**Extracted data entries**:
-*-

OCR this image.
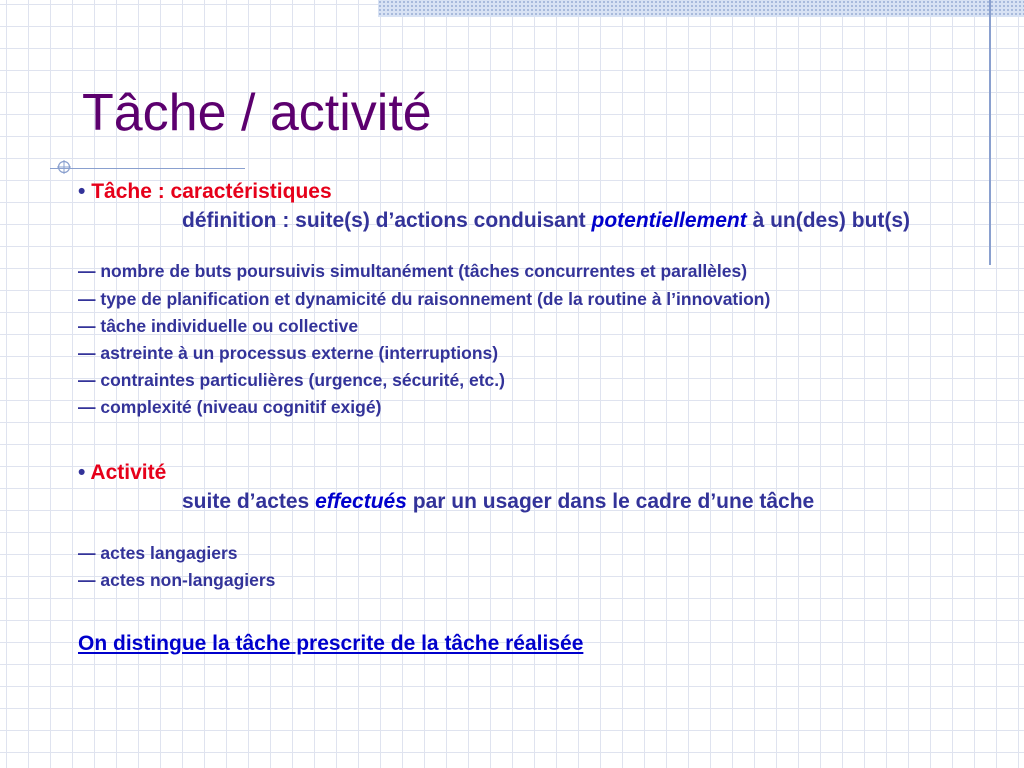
Tâche / activité
• Tâche : caractéristiques
définition : suite(s) d’actions conduisant potentiellement à un(des) but(s)
— nombre de buts poursuivis simultanément (tâches concurrentes et parallèles)
— type de planification et dynamicité du raisonnement (de la routine à l’innovation)
— tâche individuelle ou collective
— astreinte à un processus externe (interruptions)
— contraintes particulières (urgence, sécurité, etc.)
— complexité (niveau cognitif exigé)
• Activité
suite d’actes effectués par un usager dans le cadre d’une tâche
— actes langagiers
— actes non-langagiers
On distingue la tâche prescrite de la tâche réalisée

-*-

**Required task**: Skipping the pictures, transcribe each line above exactly as it appears.

**Answer to the task**:
OCR this image.
Tâche / activité
• Tâche : caractéristiques
définition : suite(s) d’actions conduisant potentiellement à un(des) but(s)
— nombre de buts poursuivis simultanément (tâches concurrentes et parallèles)
— type de planification et dynamicité du raisonnement (de la routine à l’innovation)
— tâche individuelle ou collective
— astreinte à un processus externe (interruptions)
— contraintes particulières (urgence, sécurité, etc.)
— complexité (niveau cognitif exigé)
• Activité
suite d’actes effectués par un usager dans le cadre d’une tâche
— actes langagiers
— actes non-langagiers
On distingue la tâche prescrite de la tâche réalisée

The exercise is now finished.